Problem details -
Please recast the items between the lines holding "What elements are" and "step-number: 2. [64,740,80,761]", inclusive, as a two-column CSV with the columns input and output. Give one row for each request, with its text and its answer each in one quoted field and line breaks turned into spaces.

Exercise inputs -
○ ○ ○
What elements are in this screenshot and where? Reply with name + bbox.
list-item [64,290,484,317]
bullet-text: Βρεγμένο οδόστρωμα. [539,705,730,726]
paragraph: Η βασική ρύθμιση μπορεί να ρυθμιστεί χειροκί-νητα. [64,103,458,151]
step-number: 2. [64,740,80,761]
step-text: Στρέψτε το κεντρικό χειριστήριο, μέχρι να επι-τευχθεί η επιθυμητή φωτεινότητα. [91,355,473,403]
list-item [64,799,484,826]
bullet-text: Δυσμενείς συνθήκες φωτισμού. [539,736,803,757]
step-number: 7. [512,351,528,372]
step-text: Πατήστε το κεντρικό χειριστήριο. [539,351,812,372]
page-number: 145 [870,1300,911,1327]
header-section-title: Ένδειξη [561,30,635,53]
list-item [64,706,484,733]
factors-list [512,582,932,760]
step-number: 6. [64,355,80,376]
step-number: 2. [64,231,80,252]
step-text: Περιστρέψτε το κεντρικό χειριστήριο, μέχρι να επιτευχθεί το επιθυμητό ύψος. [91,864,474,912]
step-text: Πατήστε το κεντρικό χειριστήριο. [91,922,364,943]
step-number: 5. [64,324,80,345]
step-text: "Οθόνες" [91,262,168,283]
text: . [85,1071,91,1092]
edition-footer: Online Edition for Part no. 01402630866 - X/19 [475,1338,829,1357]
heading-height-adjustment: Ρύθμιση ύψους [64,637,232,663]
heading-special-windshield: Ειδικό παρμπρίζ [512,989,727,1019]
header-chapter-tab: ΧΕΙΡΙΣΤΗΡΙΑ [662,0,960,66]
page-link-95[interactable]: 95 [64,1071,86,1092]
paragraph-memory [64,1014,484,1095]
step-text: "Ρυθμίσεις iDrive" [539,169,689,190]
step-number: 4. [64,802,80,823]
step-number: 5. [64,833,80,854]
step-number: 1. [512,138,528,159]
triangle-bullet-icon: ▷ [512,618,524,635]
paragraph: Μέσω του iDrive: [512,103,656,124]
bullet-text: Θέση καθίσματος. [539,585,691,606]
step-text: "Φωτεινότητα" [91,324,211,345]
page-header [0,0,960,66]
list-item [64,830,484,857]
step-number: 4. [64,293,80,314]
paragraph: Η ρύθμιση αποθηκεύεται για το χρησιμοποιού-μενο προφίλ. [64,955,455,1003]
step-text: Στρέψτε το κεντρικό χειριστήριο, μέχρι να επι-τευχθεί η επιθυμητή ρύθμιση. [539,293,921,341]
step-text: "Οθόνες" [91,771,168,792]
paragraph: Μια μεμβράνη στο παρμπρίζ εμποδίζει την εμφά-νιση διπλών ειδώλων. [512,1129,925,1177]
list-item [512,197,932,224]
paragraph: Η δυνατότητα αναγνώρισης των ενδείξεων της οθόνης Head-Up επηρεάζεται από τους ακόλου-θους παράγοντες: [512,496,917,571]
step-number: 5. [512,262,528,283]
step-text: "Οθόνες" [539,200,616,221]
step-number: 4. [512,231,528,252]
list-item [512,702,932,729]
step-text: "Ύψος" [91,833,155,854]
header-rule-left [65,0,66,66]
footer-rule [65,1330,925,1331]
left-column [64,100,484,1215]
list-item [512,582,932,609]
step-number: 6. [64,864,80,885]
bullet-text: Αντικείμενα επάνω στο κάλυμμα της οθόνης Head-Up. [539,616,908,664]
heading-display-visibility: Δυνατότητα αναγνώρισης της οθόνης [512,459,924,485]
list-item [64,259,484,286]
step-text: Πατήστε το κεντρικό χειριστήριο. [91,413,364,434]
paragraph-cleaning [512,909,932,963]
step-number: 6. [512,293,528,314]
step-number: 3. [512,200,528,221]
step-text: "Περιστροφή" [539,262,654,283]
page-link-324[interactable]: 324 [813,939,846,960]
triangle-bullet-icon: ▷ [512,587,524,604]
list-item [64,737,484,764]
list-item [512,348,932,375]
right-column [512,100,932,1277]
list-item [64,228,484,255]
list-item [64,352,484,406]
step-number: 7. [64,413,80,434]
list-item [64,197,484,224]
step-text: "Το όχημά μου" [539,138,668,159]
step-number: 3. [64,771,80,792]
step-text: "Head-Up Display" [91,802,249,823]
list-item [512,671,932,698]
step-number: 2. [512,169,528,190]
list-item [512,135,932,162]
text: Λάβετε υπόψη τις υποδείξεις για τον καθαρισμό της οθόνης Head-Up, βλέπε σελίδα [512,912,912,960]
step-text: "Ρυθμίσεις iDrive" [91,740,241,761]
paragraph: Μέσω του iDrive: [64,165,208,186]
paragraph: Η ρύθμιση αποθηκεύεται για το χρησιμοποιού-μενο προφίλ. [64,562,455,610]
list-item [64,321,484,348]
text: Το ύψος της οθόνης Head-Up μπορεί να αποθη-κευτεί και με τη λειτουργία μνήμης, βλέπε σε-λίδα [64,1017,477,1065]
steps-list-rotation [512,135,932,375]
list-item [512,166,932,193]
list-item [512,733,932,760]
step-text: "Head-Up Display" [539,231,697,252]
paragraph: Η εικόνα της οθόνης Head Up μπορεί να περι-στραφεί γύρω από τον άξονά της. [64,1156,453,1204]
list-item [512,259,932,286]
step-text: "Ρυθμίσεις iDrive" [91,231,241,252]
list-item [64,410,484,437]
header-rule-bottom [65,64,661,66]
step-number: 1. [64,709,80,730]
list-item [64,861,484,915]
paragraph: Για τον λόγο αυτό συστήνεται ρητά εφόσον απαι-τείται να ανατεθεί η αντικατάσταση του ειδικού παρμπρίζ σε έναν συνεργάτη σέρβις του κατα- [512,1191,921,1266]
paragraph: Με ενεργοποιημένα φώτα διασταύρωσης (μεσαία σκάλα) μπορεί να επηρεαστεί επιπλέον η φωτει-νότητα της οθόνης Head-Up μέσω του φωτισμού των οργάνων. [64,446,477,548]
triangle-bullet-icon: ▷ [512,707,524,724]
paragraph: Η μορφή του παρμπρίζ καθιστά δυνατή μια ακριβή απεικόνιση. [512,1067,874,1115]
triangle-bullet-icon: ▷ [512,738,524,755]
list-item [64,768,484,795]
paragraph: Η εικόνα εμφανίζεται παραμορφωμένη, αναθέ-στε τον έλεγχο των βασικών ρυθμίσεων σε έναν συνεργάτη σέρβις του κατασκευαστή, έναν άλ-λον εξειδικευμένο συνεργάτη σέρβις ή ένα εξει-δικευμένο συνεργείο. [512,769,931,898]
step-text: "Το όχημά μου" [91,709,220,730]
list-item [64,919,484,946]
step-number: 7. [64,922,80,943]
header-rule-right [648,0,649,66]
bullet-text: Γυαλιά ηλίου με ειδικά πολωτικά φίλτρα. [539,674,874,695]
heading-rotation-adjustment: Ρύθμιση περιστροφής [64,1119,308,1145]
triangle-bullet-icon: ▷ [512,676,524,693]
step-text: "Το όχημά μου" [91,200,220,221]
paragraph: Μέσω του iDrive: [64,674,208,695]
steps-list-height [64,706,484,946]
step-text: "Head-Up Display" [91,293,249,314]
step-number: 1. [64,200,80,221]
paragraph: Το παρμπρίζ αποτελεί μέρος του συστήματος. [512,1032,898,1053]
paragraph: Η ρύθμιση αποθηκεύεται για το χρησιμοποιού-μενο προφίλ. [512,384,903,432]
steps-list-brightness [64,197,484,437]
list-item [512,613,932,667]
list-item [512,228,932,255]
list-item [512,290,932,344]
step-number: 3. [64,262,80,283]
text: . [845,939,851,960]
○ ○ ○
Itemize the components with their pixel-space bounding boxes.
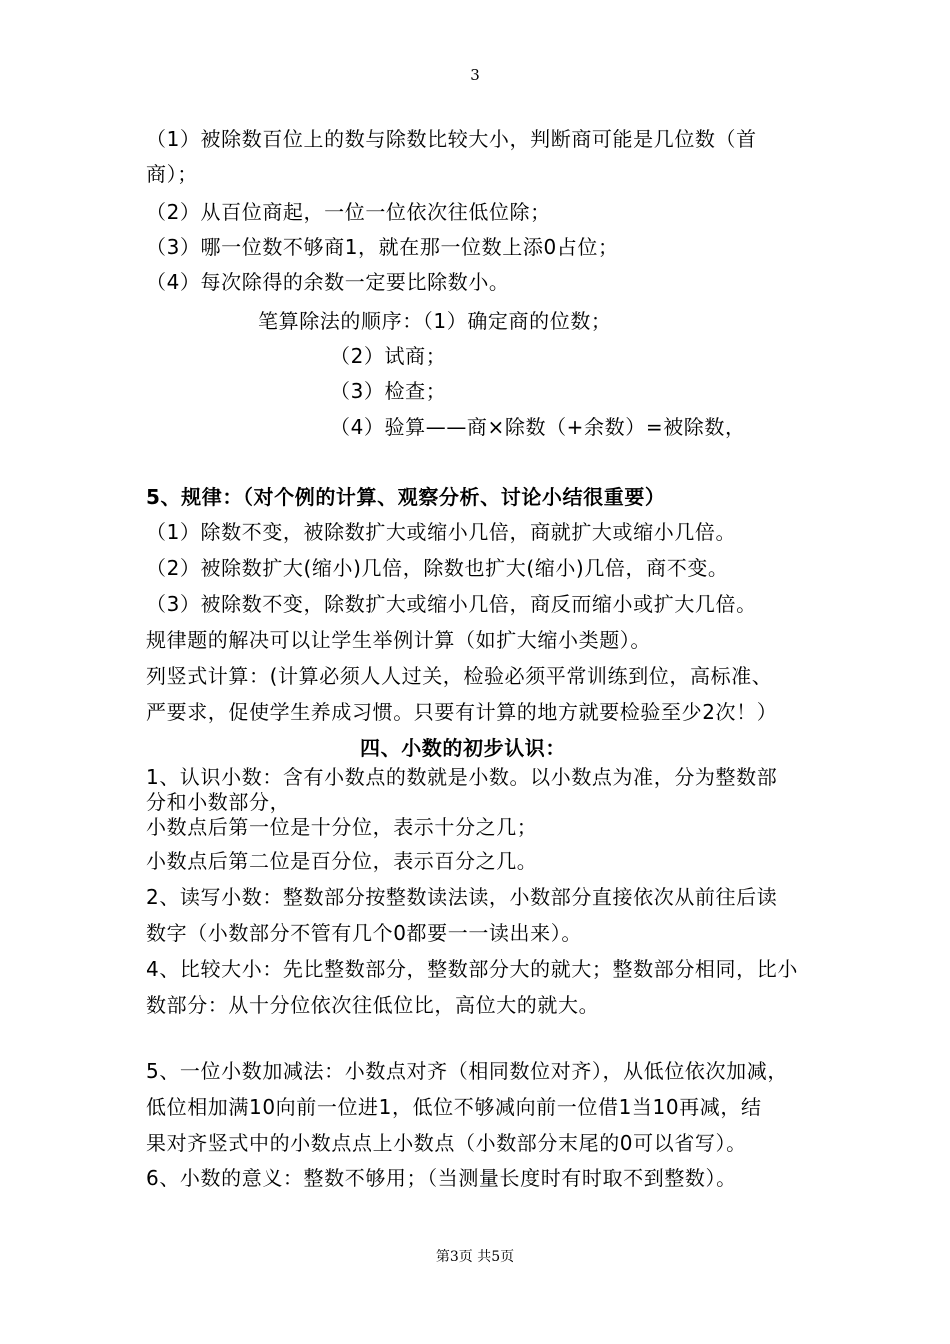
○ ○ ○
Solution for this exercise -
input,output
"What elements are in this screenshot and where? Reply with name + bbox.","list-item [64,290,484,317] bullet-text: Βρεγμένο οδόστρωμα. [539,705,730,726] paragraph: Η βασική ρύθμιση μπορεί να ρυθμιστεί χειροκί-νητα. [64,103,458,151] step-number: 2. [64,740,80,761]"